[INSTRUCTIONS TO FOLLOW]
Can you print the data exactly and leave out each image?

[SUPPLIED INFORMATION]
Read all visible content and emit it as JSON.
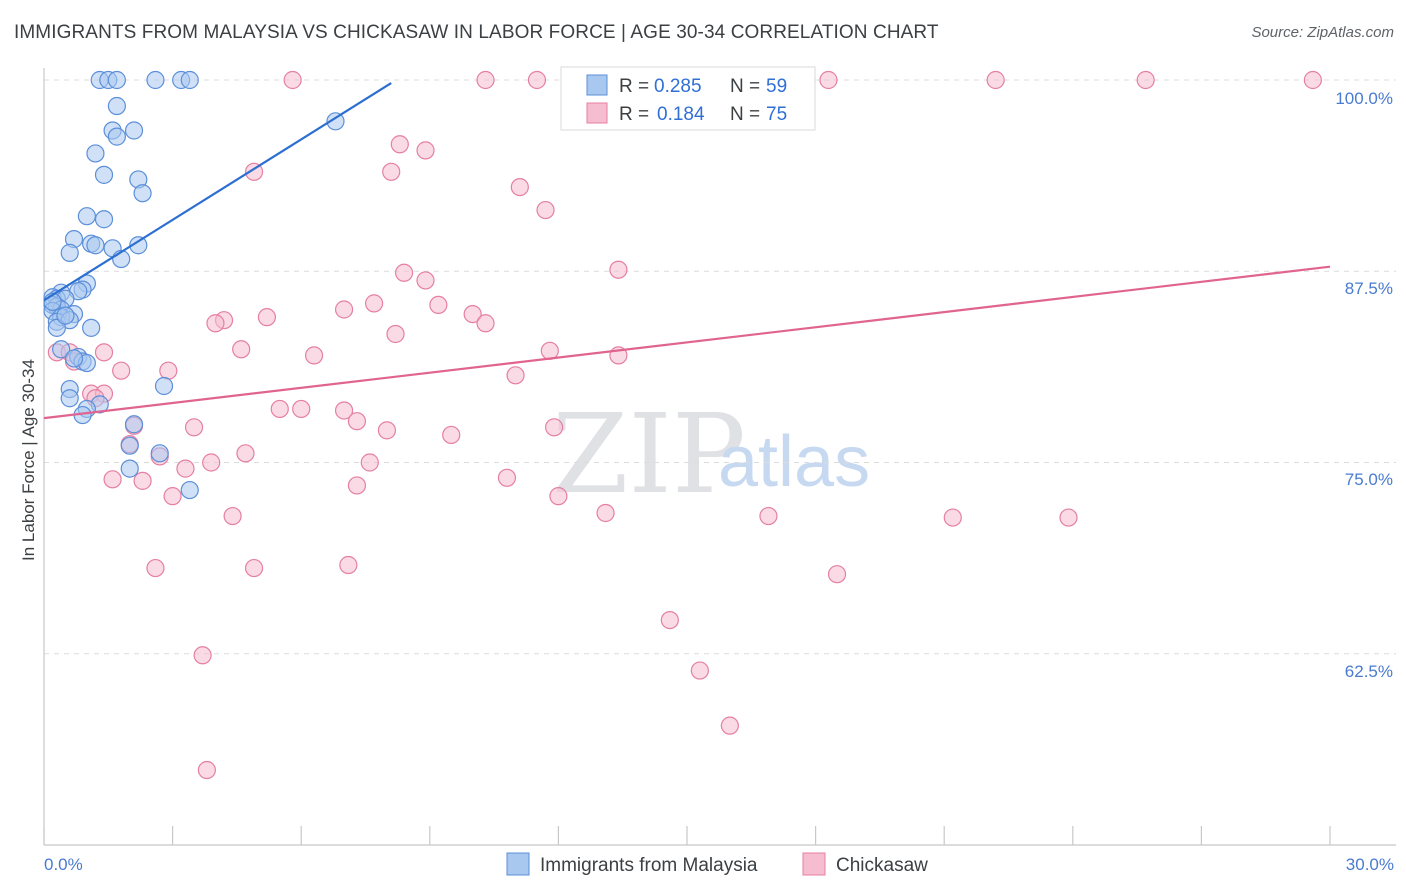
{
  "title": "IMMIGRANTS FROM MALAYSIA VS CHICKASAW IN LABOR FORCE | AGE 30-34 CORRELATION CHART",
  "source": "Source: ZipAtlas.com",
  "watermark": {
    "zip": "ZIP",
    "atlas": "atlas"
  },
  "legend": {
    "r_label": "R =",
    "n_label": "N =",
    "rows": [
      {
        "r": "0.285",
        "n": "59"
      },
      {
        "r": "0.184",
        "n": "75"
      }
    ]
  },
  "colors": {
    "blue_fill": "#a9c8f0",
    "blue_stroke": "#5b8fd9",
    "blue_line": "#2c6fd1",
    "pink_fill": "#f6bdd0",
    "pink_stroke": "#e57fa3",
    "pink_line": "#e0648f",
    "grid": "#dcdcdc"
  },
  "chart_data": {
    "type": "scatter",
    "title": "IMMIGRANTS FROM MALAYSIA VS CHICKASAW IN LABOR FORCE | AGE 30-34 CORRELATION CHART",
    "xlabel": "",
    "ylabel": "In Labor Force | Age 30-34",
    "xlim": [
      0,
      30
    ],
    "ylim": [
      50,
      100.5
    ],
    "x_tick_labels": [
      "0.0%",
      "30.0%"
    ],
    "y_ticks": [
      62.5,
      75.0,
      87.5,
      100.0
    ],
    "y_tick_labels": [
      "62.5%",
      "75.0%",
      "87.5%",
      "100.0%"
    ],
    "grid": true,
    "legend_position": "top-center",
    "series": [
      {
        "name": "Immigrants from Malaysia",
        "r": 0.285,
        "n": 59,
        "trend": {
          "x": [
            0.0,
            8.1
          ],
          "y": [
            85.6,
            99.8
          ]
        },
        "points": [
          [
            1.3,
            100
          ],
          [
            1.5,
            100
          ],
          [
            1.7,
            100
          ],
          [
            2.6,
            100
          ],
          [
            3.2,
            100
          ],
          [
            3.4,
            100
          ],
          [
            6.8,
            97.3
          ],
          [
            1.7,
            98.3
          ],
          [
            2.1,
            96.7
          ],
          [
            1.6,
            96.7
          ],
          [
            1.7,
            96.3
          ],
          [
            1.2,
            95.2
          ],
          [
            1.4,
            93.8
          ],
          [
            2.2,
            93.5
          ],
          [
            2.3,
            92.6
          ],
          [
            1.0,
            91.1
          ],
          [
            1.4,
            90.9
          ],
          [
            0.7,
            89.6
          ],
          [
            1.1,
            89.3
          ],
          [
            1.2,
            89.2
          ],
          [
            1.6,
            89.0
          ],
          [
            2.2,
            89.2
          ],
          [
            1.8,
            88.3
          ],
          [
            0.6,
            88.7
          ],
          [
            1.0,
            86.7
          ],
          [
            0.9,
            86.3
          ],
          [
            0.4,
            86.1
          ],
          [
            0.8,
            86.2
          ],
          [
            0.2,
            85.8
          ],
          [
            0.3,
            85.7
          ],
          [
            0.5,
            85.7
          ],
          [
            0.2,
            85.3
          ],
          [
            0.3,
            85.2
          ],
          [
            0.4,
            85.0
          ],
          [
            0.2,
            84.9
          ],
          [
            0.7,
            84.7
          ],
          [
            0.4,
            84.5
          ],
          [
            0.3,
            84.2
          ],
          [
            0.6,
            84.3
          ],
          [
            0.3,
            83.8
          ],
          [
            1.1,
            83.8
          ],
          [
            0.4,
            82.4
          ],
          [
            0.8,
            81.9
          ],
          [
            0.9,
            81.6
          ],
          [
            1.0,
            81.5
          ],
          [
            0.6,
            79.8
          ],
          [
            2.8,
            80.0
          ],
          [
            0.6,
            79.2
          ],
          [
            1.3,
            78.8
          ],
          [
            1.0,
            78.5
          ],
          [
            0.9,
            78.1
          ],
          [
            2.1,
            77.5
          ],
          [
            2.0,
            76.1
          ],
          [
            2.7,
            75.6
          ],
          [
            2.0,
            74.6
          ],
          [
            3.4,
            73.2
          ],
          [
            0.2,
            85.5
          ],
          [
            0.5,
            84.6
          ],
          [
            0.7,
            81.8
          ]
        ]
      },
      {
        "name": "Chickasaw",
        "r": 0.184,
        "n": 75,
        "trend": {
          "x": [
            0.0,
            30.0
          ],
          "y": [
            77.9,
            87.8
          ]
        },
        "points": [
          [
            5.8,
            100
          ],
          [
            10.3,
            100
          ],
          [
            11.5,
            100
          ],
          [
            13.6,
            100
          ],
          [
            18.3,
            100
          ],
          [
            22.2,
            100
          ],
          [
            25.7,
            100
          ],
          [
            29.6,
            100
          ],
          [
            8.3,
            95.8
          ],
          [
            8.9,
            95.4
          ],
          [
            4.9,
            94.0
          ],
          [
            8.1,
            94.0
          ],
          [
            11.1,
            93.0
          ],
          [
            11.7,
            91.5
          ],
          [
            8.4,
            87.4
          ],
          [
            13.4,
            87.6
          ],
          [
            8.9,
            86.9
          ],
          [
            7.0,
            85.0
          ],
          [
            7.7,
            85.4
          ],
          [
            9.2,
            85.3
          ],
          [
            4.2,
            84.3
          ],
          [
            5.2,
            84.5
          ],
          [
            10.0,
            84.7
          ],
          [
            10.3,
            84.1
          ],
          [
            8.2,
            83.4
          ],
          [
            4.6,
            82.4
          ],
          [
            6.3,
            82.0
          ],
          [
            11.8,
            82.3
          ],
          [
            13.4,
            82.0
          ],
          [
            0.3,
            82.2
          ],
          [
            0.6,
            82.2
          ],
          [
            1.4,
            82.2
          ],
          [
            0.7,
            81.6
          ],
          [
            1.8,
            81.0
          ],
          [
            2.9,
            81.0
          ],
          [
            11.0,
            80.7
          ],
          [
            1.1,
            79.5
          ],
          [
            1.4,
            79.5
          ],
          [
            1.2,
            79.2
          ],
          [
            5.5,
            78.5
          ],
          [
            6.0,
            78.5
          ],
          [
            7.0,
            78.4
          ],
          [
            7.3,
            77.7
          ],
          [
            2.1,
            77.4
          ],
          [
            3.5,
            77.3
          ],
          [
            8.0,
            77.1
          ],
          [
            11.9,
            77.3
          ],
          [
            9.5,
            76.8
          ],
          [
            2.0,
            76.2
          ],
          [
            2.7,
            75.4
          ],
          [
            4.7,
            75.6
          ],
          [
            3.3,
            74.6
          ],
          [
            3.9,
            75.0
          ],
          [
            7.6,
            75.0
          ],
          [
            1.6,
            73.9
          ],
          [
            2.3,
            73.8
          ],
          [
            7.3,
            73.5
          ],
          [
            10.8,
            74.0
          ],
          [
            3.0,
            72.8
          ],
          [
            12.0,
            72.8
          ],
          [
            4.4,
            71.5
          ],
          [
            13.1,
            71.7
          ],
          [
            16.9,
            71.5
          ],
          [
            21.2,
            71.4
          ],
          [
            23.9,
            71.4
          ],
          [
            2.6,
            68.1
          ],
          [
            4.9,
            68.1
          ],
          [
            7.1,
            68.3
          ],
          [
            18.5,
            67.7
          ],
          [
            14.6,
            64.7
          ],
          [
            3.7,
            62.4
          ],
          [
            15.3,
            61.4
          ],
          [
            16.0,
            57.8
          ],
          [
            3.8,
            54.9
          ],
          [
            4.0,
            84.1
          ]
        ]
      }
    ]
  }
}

[RESPONSE TO THE TASK]
Read all visible content and emit it as JSON.
{
  "title": "IMMIGRANTS FROM MALAYSIA VS CHICKASAW IN LABOR FORCE | AGE 30-34 CORRELATION CHART",
  "source": "Source: ZipAtlas.com",
  "watermark": {
    "zip": "ZIP",
    "atlas": "atlas"
  },
  "legend": {
    "r_label": "R =",
    "n_label": "N =",
    "rows": [
      {
        "r": "0.285",
        "n": "59"
      },
      {
        "r": "0.184",
        "n": "75"
      }
    ]
  },
  "colors": {
    "blue_fill": "#a9c8f0",
    "blue_stroke": "#5b8fd9",
    "blue_line": "#2c6fd1",
    "pink_fill": "#f6bdd0",
    "pink_stroke": "#e57fa3",
    "pink_line": "#e0648f",
    "grid": "#dcdcdc"
  },
  "chart_data": {
    "type": "scatter",
    "title": "IMMIGRANTS FROM MALAYSIA VS CHICKASAW IN LABOR FORCE | AGE 30-34 CORRELATION CHART",
    "xlabel": "",
    "ylabel": "In Labor Force | Age 30-34",
    "xlim": [
      0,
      30
    ],
    "ylim": [
      50,
      100.5
    ],
    "x_tick_labels": [
      "0.0%",
      "30.0%"
    ],
    "y_ticks": [
      62.5,
      75.0,
      87.5,
      100.0
    ],
    "y_tick_labels": [
      "62.5%",
      "75.0%",
      "87.5%",
      "100.0%"
    ],
    "grid": true,
    "legend_position": "top-center",
    "series": [
      {
        "name": "Immigrants from Malaysia",
        "r": 0.285,
        "n": 59,
        "trend": {
          "x": [
            0.0,
            8.1
          ],
          "y": [
            85.6,
            99.8
          ]
        },
        "points": [
          [
            1.3,
            100
          ],
          [
            1.5,
            100
          ],
          [
            1.7,
            100
          ],
          [
            2.6,
            100
          ],
          [
            3.2,
            100
          ],
          [
            3.4,
            100
          ],
          [
            6.8,
            97.3
          ],
          [
            1.7,
            98.3
          ],
          [
            2.1,
            96.7
          ],
          [
            1.6,
            96.7
          ],
          [
            1.7,
            96.3
          ],
          [
            1.2,
            95.2
          ],
          [
            1.4,
            93.8
          ],
          [
            2.2,
            93.5
          ],
          [
            2.3,
            92.6
          ],
          [
            1.0,
            91.1
          ],
          [
            1.4,
            90.9
          ],
          [
            0.7,
            89.6
          ],
          [
            1.1,
            89.3
          ],
          [
            1.2,
            89.2
          ],
          [
            1.6,
            89.0
          ],
          [
            2.2,
            89.2
          ],
          [
            1.8,
            88.3
          ],
          [
            0.6,
            88.7
          ],
          [
            1.0,
            86.7
          ],
          [
            0.9,
            86.3
          ],
          [
            0.4,
            86.1
          ],
          [
            0.8,
            86.2
          ],
          [
            0.2,
            85.8
          ],
          [
            0.3,
            85.7
          ],
          [
            0.5,
            85.7
          ],
          [
            0.2,
            85.3
          ],
          [
            0.3,
            85.2
          ],
          [
            0.4,
            85.0
          ],
          [
            0.2,
            84.9
          ],
          [
            0.7,
            84.7
          ],
          [
            0.4,
            84.5
          ],
          [
            0.3,
            84.2
          ],
          [
            0.6,
            84.3
          ],
          [
            0.3,
            83.8
          ],
          [
            1.1,
            83.8
          ],
          [
            0.4,
            82.4
          ],
          [
            0.8,
            81.9
          ],
          [
            0.9,
            81.6
          ],
          [
            1.0,
            81.5
          ],
          [
            0.6,
            79.8
          ],
          [
            2.8,
            80.0
          ],
          [
            0.6,
            79.2
          ],
          [
            1.3,
            78.8
          ],
          [
            1.0,
            78.5
          ],
          [
            0.9,
            78.1
          ],
          [
            2.1,
            77.5
          ],
          [
            2.0,
            76.1
          ],
          [
            2.7,
            75.6
          ],
          [
            2.0,
            74.6
          ],
          [
            3.4,
            73.2
          ],
          [
            0.2,
            85.5
          ],
          [
            0.5,
            84.6
          ],
          [
            0.7,
            81.8
          ]
        ]
      },
      {
        "name": "Chickasaw",
        "r": 0.184,
        "n": 75,
        "trend": {
          "x": [
            0.0,
            30.0
          ],
          "y": [
            77.9,
            87.8
          ]
        },
        "points": [
          [
            5.8,
            100
          ],
          [
            10.3,
            100
          ],
          [
            11.5,
            100
          ],
          [
            13.6,
            100
          ],
          [
            18.3,
            100
          ],
          [
            22.2,
            100
          ],
          [
            25.7,
            100
          ],
          [
            29.6,
            100
          ],
          [
            8.3,
            95.8
          ],
          [
            8.9,
            95.4
          ],
          [
            4.9,
            94.0
          ],
          [
            8.1,
            94.0
          ],
          [
            11.1,
            93.0
          ],
          [
            11.7,
            91.5
          ],
          [
            8.4,
            87.4
          ],
          [
            13.4,
            87.6
          ],
          [
            8.9,
            86.9
          ],
          [
            7.0,
            85.0
          ],
          [
            7.7,
            85.4
          ],
          [
            9.2,
            85.3
          ],
          [
            4.2,
            84.3
          ],
          [
            5.2,
            84.5
          ],
          [
            10.0,
            84.7
          ],
          [
            10.3,
            84.1
          ],
          [
            8.2,
            83.4
          ],
          [
            4.6,
            82.4
          ],
          [
            6.3,
            82.0
          ],
          [
            11.8,
            82.3
          ],
          [
            13.4,
            82.0
          ],
          [
            0.3,
            82.2
          ],
          [
            0.6,
            82.2
          ],
          [
            1.4,
            82.2
          ],
          [
            0.7,
            81.6
          ],
          [
            1.8,
            81.0
          ],
          [
            2.9,
            81.0
          ],
          [
            11.0,
            80.7
          ],
          [
            1.1,
            79.5
          ],
          [
            1.4,
            79.5
          ],
          [
            1.2,
            79.2
          ],
          [
            5.5,
            78.5
          ],
          [
            6.0,
            78.5
          ],
          [
            7.0,
            78.4
          ],
          [
            7.3,
            77.7
          ],
          [
            2.1,
            77.4
          ],
          [
            3.5,
            77.3
          ],
          [
            8.0,
            77.1
          ],
          [
            11.9,
            77.3
          ],
          [
            9.5,
            76.8
          ],
          [
            2.0,
            76.2
          ],
          [
            2.7,
            75.4
          ],
          [
            4.7,
            75.6
          ],
          [
            3.3,
            74.6
          ],
          [
            3.9,
            75.0
          ],
          [
            7.6,
            75.0
          ],
          [
            1.6,
            73.9
          ],
          [
            2.3,
            73.8
          ],
          [
            7.3,
            73.5
          ],
          [
            10.8,
            74.0
          ],
          [
            3.0,
            72.8
          ],
          [
            12.0,
            72.8
          ],
          [
            4.4,
            71.5
          ],
          [
            13.1,
            71.7
          ],
          [
            16.9,
            71.5
          ],
          [
            21.2,
            71.4
          ],
          [
            23.9,
            71.4
          ],
          [
            2.6,
            68.1
          ],
          [
            4.9,
            68.1
          ],
          [
            7.1,
            68.3
          ],
          [
            18.5,
            67.7
          ],
          [
            14.6,
            64.7
          ],
          [
            3.7,
            62.4
          ],
          [
            15.3,
            61.4
          ],
          [
            16.0,
            57.8
          ],
          [
            3.8,
            54.9
          ],
          [
            4.0,
            84.1
          ]
        ]
      }
    ]
  }
}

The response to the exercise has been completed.